## Requirement A
For each statement below, say whether the PSHE and Citizenship text agrees with it, answering yes or no and quoting the words of the text that decide it. (i) The school was among the first in Staffordshire to receive National Healthy Schools status. (ii) Citizenship can roughly be divided into five sub-topics. (iii) The guidelines for PSHE Education are statutory.
## Requirement B
Carry on the PSHE and Citizenship text from where it stops.

** Opening Extracted text block **

PSHE and Citizenship
We were one of the first schools in Staffordshire to be awarded National Healthy Schools status. PSHE and Citizenship plays a major part in this award, along with Healthy Eating, Emotional Health and Wellbeing and Physical Activity.
So what is it?
Citizenship helps young people to develop the knowledge, skills and conviction to play an effective role in their local, national and global communities. By critically examining issues related to democracy, social justice, human rights and identity & diversity from a range of perspectives, students learn to form their own opinion, speak out and take action on issues important to them. It can roughly be divided into four sub-topics: Democracy and justice; Rights and responsibilities; Identity and diversity – living together in the UK; Sustainable development and the environment.
Citizenship is complimented by the non-statutory guidelines for PSHE Education, or Personal, Social, Health and Economic Education to give it its full title. PSHE Education and Citizenship covers a wide range of subjects such as:
- Drugs, Alcohol and Tobacco
- Emotional Health and Wellbeing
- Nutrition and Physical Activity
- Sex and Relationships Education
Pupils learn about socially and morally responsible behaviour through classroom activities and discussion and through experiences beyond the classroom.
Drugs, Alcohol and Tobacco
Schools have to prepare young people to lead confident, healthy, safe and independent lives. Therefore it is crucial to teach them about drugs, alcohol and tobacco.
Emotional Health and Wellbeing
All pupils are made aware of the emotional health issues that we all face, and are encouraged to support their peers.
Nutrition and Physical Activity
A healthy balance of different types of food provides the energy and nourishment everyone needs to survive and to enjoy life.

** Closing Extracted text block **
** Opening Recorded information block **

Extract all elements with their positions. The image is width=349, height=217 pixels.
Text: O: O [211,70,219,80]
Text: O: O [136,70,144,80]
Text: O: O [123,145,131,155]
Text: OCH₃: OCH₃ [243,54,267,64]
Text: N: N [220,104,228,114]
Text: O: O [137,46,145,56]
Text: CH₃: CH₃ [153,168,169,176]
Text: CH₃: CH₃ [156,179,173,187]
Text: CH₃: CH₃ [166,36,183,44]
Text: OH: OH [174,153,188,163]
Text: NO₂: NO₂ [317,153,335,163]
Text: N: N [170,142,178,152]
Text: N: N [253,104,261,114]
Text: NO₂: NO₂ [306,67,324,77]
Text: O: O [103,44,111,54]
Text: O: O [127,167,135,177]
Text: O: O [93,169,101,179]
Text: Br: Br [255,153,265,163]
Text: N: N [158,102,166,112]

** Closing Recorded information block **

## Response box A
(i) Yes: "We were one of the first schools in Staffordshire to be awarded National Healthy Schools status."
(ii) No: "It can roughly be divided into four sub-topics"
(iii) No: "the non-statutory guidelines for PSHE Education"

## Response box B
Both elements of PSHE Education and Citizenship reflect the fact that education is about helping pupils to develop the knowledge, skills and understanding they need, including developing financial capability, to live confident, independent lives.
Pupils should be able to keep themselves safe in the home, at school, while travelling at work, in play, in sport and in leisure. Safety education helps them to recognise potential risks.
Sex and Relationships Education
Effective Sex and Relationships Education (SRE) is crucial to developing and maintaining emotional and physical health. The Department for Education and Science states that SRE should be firmly rooted within the framework for PSHE and Citizenship.
The subject is taught to all pupils for one discrete lesson per week, and some areas are covered in cross extra curricular activities and in other subjects.
The learning is divided into four strands:
- Developing confidence and responsibility and making the most of their abilities
- Preparing to play an active role as citizens
- Developing a healthy, safer lifestyle
- Developing good relationships and respecting the differences between people
In years five and six, PSHE is based on the Social and Emotional Aspects of Learning programme (SEAL). We aim to develop social and emotional intelligence to create independent, confident and lifelong learners.
In addition to this, in year six ‘Crime and Safety Awareness’ are taught between the Drugs and SRE units. In year five, SRE is based entirely on relationships, and in year six, issues around puberty are discussed.
In years seven and eight a more detailed SRE programme is taught, covering more sensitive issues such as contraception, HIV and sexually transmitted infections and homosexuality.